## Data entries
□ □ □

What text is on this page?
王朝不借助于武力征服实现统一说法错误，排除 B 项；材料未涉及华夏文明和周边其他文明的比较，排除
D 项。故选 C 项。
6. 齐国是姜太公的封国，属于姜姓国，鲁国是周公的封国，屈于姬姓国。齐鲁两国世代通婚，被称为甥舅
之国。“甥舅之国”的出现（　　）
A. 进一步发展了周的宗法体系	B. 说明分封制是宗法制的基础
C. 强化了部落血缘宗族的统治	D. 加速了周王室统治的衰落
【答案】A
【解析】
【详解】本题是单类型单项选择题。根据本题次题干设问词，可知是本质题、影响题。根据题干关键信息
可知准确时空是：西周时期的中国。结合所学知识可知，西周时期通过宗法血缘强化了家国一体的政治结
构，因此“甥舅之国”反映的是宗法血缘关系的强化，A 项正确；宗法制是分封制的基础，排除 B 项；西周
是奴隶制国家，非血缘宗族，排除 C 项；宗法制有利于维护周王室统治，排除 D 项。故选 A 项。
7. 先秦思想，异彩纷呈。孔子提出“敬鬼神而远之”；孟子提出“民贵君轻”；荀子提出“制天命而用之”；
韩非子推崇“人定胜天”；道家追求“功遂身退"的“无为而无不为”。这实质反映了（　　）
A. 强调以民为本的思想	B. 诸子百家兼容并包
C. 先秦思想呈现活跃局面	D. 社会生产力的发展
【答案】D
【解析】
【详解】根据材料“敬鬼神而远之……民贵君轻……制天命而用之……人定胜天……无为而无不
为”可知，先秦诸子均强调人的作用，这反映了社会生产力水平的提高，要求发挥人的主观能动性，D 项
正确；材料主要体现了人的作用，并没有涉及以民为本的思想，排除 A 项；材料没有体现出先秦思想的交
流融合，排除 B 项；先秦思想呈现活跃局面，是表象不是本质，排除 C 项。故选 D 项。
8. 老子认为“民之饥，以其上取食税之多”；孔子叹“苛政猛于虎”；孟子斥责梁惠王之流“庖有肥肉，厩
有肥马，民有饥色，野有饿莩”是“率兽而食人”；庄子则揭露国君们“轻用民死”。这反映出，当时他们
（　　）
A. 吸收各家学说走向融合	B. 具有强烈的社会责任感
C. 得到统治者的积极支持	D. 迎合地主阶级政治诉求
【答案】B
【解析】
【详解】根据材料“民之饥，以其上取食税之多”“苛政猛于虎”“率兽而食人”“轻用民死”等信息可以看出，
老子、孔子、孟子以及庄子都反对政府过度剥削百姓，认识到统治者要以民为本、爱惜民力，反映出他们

□ □ □

## Prompt
Faithfully transcribe the whole of the data.

## Written response
What text is on this page?
王朝不借助于武力征服实现统一说法错误，排除 B 项；材料未涉及华夏文明和周边其他文明的比较，排除
D 项。故选 C 项。
6. 齐国是姜太公的封国，属于姜姓国，鲁国是周公的封国，屈于姬姓国。齐鲁两国世代通婚，被称为甥舅
之国。“甥舅之国”的出现（　　）
A. 进一步发展了周的宗法体系	B. 说明分封制是宗法制的基础
C. 强化了部落血缘宗族的统治	D. 加速了周王室统治的衰落
【答案】A
【解析】
【详解】本题是单类型单项选择题。根据本题次题干设问词，可知是本质题、影响题。根据题干关键信息
可知准确时空是：西周时期的中国。结合所学知识可知，西周时期通过宗法血缘强化了家国一体的政治结
构，因此“甥舅之国”反映的是宗法血缘关系的强化，A 项正确；宗法制是分封制的基础，排除 B 项；西周
是奴隶制国家，非血缘宗族，排除 C 项；宗法制有利于维护周王室统治，排除 D 项。故选 A 项。
7. 先秦思想，异彩纷呈。孔子提出“敬鬼神而远之”；孟子提出“民贵君轻”；荀子提出“制天命而用之”；
韩非子推崇“人定胜天”；道家追求“功遂身退"的“无为而无不为”。这实质反映了（　　）
A. 强调以民为本的思想	B. 诸子百家兼容并包
C. 先秦思想呈现活跃局面	D. 社会生产力的发展
【答案】D
【解析】
【详解】根据材料“敬鬼神而远之……民贵君轻……制天命而用之……人定胜天……无为而无不
为”可知，先秦诸子均强调人的作用，这反映了社会生产力水平的提高，要求发挥人的主观能动性，D 项
正确；材料主要体现了人的作用，并没有涉及以民为本的思想，排除 A 项；材料没有体现出先秦思想的交
流融合，排除 B 项；先秦思想呈现活跃局面，是表象不是本质，排除 C 项。故选 D 项。
8. 老子认为“民之饥，以其上取食税之多”；孔子叹“苛政猛于虎”；孟子斥责梁惠王之流“庖有肥肉，厩
有肥马，民有饥色，野有饿莩”是“率兽而食人”；庄子则揭露国君们“轻用民死”。这反映出，当时他们
（　　）
A. 吸收各家学说走向融合	B. 具有强烈的社会责任感
C. 得到统治者的积极支持	D. 迎合地主阶级政治诉求
【答案】B
【解析】
【详解】根据材料“民之饥，以其上取食税之多”“苛政猛于虎”“率兽而食人”“轻用民死”等信息可以看出，
老子、孔子、孟子以及庄子都反对政府过度剥削百姓，认识到统治者要以民为本、爱惜民力，反映出他们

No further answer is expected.